### The exercise
Without the pictures, print each of the records below exactly as it appears.

** Begin Extracted records **

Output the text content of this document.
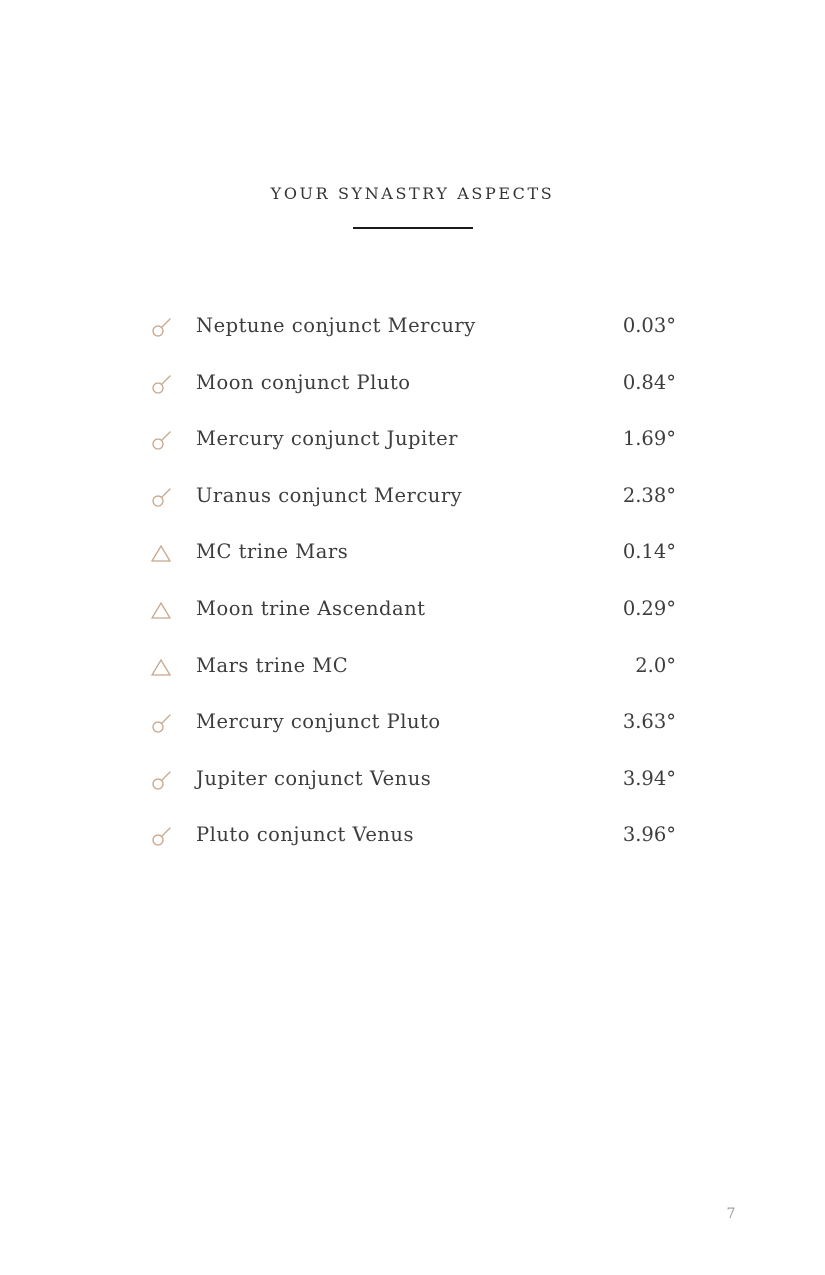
YOUR SYNASTRY ASPECTS
Neptune conjunct Mercury	0.03°
Moon conjunct Pluto	0.84°
Mercury conjunct Jupiter	1.69°
Uranus conjunct Mercury	2.38°
MC trine Mars	0.14°
Moon trine Ascendant	0.29°
Mars trine MC	2.0°
Mercury conjunct Pluto	3.63°
Jupiter conjunct Venus	3.94°
Pluto conjunct Venus	3.96°
7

** End Extracted records **

### Task answer
Output the text content of this document.
YOUR SYNASTRY ASPECTS
Neptune conjunct Mercury	0.03°
Moon conjunct Pluto	0.84°
Mercury conjunct Jupiter	1.69°
Uranus conjunct Mercury	2.38°
MC trine Mars	0.14°
Moon trine Ascendant	0.29°
Mars trine MC	2.0°
Mercury conjunct Pluto	3.63°
Jupiter conjunct Venus	3.94°
Pluto conjunct Venus	3.96°
7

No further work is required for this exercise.